En 1958, la Federación Argentina de Colegios de Abogados instituyó el día del nacimiento de Juan Bautista Alberdi, el 29 de agosto, como Día del Abogado, entendiendo de necesidad de que tal fecha se hallara asociada a “un homenaje al ilustre autor de Las Bases, que con su copiosa obra de publicista y jurisconsulto esclareció los problemas del país”.

Pero no sólo fue abogado, doctor en Derecho y un eminente jurista que consiguió plasmar un modelo de institucionalidad constitucional en el que se pudiese contener a la Argentina real, con todas sus cuitas. También el periodismo, la diplomacia, la composición musical, la sátira de costumbres y el ensayo social le fueron territorios propios. Por ello, en la Academia Argentina de Letras, un sillón académico lleva hoy su nombre.

A su inteligencia natural le sumaba una sólida formación jurídica, adquirida en la Universidad de Córdoba, y un sentido de la practicidad en las cosas que lo llevó a ser de los pocos que podía construir sistemas, jurídicos, políticos o económicos, a la medida de la realidad del país.

Su madre murió en el parto y perdió a su padre a los diez años. Eso determinaría la melancolía en su carácter, la constante búsqueda de afectos, su espíritu romántico y la incapacidad de asumir compromisos amorosos en el tiempo. Acaso su sentimiento más perenne fue el amor a su propio país.

Sarmiento y Mitre lo odiaron con intensidad. No era en el fondo, aunque se quisiera así disimularla, una cuestión de diferencias políticas sino pura y simple envidia intelectual. Alberdi ponía en evidencia muy marcadamente las falencias de ambos en la materia.

En contraposición, Avellaneda y Roca lo admiraron. Le reconocieron ser el autor de la fórmula política que permitió encarrilar constitucionalmente el país, superando treinta años de fratricidas guerras entre unitarios y federales.

Datos de predicción de cuadros delimitadores:

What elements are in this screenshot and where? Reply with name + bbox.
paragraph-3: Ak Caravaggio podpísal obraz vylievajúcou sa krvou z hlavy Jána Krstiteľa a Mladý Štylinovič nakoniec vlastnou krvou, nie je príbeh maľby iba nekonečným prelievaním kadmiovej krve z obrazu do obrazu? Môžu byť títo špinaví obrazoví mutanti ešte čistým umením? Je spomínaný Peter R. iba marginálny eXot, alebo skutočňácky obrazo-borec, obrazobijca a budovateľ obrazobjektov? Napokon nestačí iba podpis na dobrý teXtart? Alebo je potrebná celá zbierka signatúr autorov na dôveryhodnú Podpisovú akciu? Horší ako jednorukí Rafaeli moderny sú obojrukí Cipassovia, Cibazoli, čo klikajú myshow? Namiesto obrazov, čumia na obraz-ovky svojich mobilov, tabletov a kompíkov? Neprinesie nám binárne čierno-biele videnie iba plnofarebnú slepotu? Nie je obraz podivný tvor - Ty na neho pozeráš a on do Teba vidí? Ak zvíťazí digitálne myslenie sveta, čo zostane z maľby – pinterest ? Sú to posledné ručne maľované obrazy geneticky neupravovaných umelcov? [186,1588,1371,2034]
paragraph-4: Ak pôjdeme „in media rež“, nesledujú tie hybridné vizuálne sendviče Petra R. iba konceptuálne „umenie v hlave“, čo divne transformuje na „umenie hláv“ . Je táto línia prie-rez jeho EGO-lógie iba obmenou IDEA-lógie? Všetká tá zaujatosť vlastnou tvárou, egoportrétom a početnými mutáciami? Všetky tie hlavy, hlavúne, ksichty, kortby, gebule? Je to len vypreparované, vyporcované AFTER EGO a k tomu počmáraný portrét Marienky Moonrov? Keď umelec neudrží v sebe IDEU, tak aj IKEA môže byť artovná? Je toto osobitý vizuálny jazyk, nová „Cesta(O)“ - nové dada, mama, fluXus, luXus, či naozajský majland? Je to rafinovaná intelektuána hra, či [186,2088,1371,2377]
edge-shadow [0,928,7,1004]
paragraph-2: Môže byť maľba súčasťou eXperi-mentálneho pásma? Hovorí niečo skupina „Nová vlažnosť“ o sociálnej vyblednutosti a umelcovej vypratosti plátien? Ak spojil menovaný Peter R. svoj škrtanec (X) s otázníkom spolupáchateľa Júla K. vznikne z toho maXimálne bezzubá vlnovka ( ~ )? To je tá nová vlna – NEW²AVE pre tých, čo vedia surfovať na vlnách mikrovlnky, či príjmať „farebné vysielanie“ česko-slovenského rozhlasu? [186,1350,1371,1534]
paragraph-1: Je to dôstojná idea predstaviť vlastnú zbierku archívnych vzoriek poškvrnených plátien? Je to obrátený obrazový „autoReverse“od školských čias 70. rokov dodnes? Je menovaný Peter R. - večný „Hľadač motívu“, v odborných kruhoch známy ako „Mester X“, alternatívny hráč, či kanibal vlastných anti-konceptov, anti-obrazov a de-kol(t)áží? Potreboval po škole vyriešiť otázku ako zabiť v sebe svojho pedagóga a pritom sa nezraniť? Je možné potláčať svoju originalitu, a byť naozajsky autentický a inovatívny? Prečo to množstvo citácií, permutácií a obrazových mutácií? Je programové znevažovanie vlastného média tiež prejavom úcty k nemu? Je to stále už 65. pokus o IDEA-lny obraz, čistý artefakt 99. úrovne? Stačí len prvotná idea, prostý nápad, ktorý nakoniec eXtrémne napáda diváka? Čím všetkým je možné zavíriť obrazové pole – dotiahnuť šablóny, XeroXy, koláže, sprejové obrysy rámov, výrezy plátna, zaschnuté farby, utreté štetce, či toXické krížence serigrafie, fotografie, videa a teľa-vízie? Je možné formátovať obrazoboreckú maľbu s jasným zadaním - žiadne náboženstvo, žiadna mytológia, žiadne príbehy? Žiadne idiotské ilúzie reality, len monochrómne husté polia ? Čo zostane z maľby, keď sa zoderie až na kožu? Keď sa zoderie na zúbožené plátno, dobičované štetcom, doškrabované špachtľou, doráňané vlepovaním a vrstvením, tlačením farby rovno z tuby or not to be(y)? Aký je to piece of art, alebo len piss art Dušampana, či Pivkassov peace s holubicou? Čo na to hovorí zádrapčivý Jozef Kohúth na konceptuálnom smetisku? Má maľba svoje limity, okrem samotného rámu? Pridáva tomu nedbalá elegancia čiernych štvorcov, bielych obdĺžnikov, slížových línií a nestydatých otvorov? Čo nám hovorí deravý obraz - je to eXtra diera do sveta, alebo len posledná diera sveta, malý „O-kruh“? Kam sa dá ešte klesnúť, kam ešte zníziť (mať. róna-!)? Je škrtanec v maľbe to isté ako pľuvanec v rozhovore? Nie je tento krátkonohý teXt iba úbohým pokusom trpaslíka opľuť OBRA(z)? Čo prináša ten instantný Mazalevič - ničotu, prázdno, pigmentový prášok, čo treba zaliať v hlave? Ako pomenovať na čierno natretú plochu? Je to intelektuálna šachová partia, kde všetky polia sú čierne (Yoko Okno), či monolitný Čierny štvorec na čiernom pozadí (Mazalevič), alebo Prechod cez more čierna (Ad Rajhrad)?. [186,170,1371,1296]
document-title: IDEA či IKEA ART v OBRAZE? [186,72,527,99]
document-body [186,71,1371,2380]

— INDICACIONES DE TAREA —
Transcriba del pasaje sobre Juan Bautista Alberdi todo lo que va desde "A su inteligencia" hasta "en la materia.".

— TAREA RESUELTA —
A su inteligencia natural le sumaba una sólida formación jurídica, adquirida en la Universidad de Córdoba, y un sentido de la practicidad en las cosas que lo llevó a ser de los pocos que podía construir sistemas, jurídicos, políticos o económicos, a la medida de la realidad del país.

Su madre murió en el parto y perdió a su padre a los diez años. Eso determinaría la melancolía en su carácter, la constante búsqueda de afectos, su espíritu romántico y la incapacidad de asumir compromisos amorosos en el tiempo. Acaso su sentimiento más perenne fue el amor a su propio país.

Sarmiento y Mitre lo odiaron con intensidad. No era en el fondo, aunque se quisiera así disimularla, una cuestión de diferencias políticas sino pura y simple envidia intelectual. Alberdi ponía en evidencia muy marcadamente las falencias de ambos en la materia.